Please echo the listing below, reproducing every line without any change.

-------- Dataset extract --------

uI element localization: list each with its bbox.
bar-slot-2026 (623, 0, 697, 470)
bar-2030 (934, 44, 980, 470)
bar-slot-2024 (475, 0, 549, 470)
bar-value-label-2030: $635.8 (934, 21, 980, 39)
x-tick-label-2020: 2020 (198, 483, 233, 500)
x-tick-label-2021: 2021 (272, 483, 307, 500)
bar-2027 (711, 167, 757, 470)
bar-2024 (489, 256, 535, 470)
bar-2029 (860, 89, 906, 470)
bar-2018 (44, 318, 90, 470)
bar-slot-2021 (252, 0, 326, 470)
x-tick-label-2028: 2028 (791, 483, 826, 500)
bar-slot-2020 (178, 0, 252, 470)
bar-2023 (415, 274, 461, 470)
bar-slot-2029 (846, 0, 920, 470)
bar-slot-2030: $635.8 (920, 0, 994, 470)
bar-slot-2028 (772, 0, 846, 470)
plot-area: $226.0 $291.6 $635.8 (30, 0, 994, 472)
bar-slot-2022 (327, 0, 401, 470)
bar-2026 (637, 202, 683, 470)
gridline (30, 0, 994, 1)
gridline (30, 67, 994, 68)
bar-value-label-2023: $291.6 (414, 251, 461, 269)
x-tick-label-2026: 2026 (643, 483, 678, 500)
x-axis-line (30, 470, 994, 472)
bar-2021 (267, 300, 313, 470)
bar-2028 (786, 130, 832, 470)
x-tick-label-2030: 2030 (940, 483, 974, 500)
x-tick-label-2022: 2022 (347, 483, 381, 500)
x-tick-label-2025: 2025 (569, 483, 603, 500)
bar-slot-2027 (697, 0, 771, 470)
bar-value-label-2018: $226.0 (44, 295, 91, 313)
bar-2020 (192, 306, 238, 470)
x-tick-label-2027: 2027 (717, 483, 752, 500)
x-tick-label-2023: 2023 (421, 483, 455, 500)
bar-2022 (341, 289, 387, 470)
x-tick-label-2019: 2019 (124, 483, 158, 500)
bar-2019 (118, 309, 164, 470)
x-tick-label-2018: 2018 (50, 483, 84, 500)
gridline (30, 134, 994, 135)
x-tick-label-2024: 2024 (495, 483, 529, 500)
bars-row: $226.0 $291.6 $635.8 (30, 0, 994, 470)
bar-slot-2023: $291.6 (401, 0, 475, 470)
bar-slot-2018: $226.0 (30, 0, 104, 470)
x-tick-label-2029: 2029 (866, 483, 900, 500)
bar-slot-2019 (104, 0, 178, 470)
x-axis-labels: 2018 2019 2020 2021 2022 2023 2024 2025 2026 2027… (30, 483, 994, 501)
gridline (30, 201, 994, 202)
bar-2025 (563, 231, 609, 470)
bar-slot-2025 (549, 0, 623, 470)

--------

> **Written solution**
uI element localization: list each with its bbox.
bar-slot-2026 (623, 0, 697, 470)
bar-2030 (934, 44, 980, 470)
bar-slot-2024 (475, 0, 549, 470)
bar-value-label-2030: $635.8 (934, 21, 980, 39)
x-tick-label-2020: 2020 (198, 483, 233, 500)
x-tick-label-2021: 2021 (272, 483, 307, 500)
bar-2027 (711, 167, 757, 470)
bar-2024 (489, 256, 535, 470)
bar-2029 (860, 89, 906, 470)
bar-2018 (44, 318, 90, 470)
bar-slot-2021 (252, 0, 326, 470)
x-tick-label-2028: 2028 (791, 483, 826, 500)
bar-slot-2020 (178, 0, 252, 470)
bar-2023 (415, 274, 461, 470)
bar-slot-2029 (846, 0, 920, 470)
bar-slot-2030: $635.8 (920, 0, 994, 470)
bar-slot-2028 (772, 0, 846, 470)
plot-area: $226.0 $291.6 $635.8 (30, 0, 994, 472)
bar-slot-2022 (327, 0, 401, 470)
bar-2026 (637, 202, 683, 470)
gridline (30, 0, 994, 1)
gridline (30, 67, 994, 68)
bar-value-label-2023: $291.6 (414, 251, 461, 269)
x-tick-label-2026: 2026 (643, 483, 678, 500)
x-axis-line (30, 470, 994, 472)
bar-2021 (267, 300, 313, 470)
bar-2028 (786, 130, 832, 470)
x-tick-label-2030: 2030 (940, 483, 974, 500)
x-tick-label-2022: 2022 (347, 483, 381, 500)
x-tick-label-2025: 2025 (569, 483, 603, 500)
bar-slot-2027 (697, 0, 771, 470)
bar-value-label-2018: $226.0 (44, 295, 91, 313)
bar-2020 (192, 306, 238, 470)
x-tick-label-2027: 2027 (717, 483, 752, 500)
x-tick-label-2023: 2023 (421, 483, 455, 500)
bar-2022 (341, 289, 387, 470)
x-tick-label-2019: 2019 (124, 483, 158, 500)
bar-2019 (118, 309, 164, 470)
x-tick-label-2018: 2018 (50, 483, 84, 500)
gridline (30, 134, 994, 135)
x-tick-label-2024: 2024 (495, 483, 529, 500)
bars-row: $226.0 $291.6 $635.8 (30, 0, 994, 470)
bar-slot-2023: $291.6 (401, 0, 475, 470)
bar-slot-2018: $226.0 (30, 0, 104, 470)
x-tick-label-2029: 2029 (866, 483, 900, 500)
bar-slot-2019 (104, 0, 178, 470)
x-axis-labels: 2018 2019 2020 2021 2022 2023 2024 2025 2026 2027… (30, 483, 994, 501)
gridline (30, 201, 994, 202)
bar-2025 (563, 231, 609, 470)
bar-slot-2025 (549, 0, 623, 470)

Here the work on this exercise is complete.